- **Objective**: Each entry below should be echoed exactly, with pictures omitted.

##### Available data #####

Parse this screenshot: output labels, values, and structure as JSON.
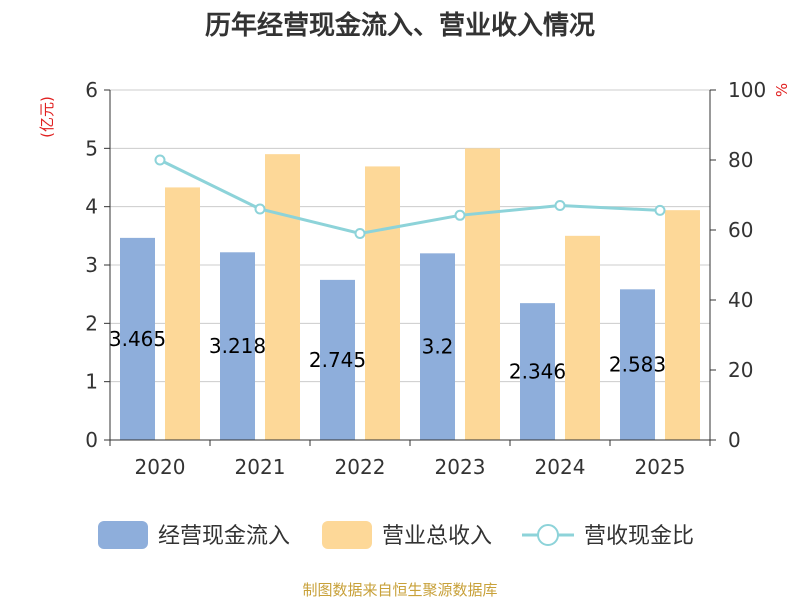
{
  "chart_data": {
    "type": "bar",
    "title": "历年经营现金流入、营业收入情况",
    "categories": [
      "2020",
      "2021",
      "2022",
      "2023",
      "2024",
      "2025"
    ],
    "series": [
      {
        "name": "经营现金流入",
        "axis": "left",
        "kind": "bar",
        "color": "#8eaedb",
        "values": [
          3.465,
          3.218,
          2.745,
          3.2,
          2.346,
          2.583
        ],
        "labels": [
          "3.465",
          "3.218",
          "2.745",
          "3.2",
          "2.346",
          "2.583"
        ]
      },
      {
        "name": "营业总收入",
        "axis": "left",
        "kind": "bar",
        "color": "#fdd898",
        "values": [
          4.33,
          4.9,
          4.69,
          5.0,
          3.5,
          3.94
        ]
      },
      {
        "name": "营收现金比",
        "axis": "right",
        "kind": "line",
        "color": "#8dd3d9",
        "values": [
          80.0,
          66.0,
          59.0,
          64.2,
          67.0,
          65.6
        ]
      }
    ],
    "yleft": {
      "label": "(亿元)",
      "lim": [
        0,
        6
      ],
      "ticks": [
        "0",
        "1",
        "2",
        "3",
        "4",
        "5",
        "6"
      ]
    },
    "yright": {
      "label": "%",
      "lim": [
        0,
        100
      ],
      "ticks": [
        "0",
        "20",
        "40",
        "60",
        "80",
        "100"
      ]
    },
    "grid": true,
    "legend": "bottom",
    "source": "制图数据来自恒生聚源数据库"
  }
}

#####

- **Complete response**:
Parse this screenshot: output labels, values, and structure as JSON.
{
  "chart_data": {
    "type": "bar",
    "title": "历年经营现金流入、营业收入情况",
    "categories": [
      "2020",
      "2021",
      "2022",
      "2023",
      "2024",
      "2025"
    ],
    "series": [
      {
        "name": "经营现金流入",
        "axis": "left",
        "kind": "bar",
        "color": "#8eaedb",
        "values": [
          3.465,
          3.218,
          2.745,
          3.2,
          2.346,
          2.583
        ],
        "labels": [
          "3.465",
          "3.218",
          "2.745",
          "3.2",
          "2.346",
          "2.583"
        ]
      },
      {
        "name": "营业总收入",
        "axis": "left",
        "kind": "bar",
        "color": "#fdd898",
        "values": [
          4.33,
          4.9,
          4.69,
          5.0,
          3.5,
          3.94
        ]
      },
      {
        "name": "营收现金比",
        "axis": "right",
        "kind": "line",
        "color": "#8dd3d9",
        "values": [
          80.0,
          66.0,
          59.0,
          64.2,
          67.0,
          65.6
        ]
      }
    ],
    "yleft": {
      "label": "(亿元)",
      "lim": [
        0,
        6
      ],
      "ticks": [
        "0",
        "1",
        "2",
        "3",
        "4",
        "5",
        "6"
      ]
    },
    "yright": {
      "label": "%",
      "lim": [
        0,
        100
      ],
      "ticks": [
        "0",
        "20",
        "40",
        "60",
        "80",
        "100"
      ]
    },
    "grid": true,
    "legend": "bottom",
    "source": "制图数据来自恒生聚源数据库"
  }
}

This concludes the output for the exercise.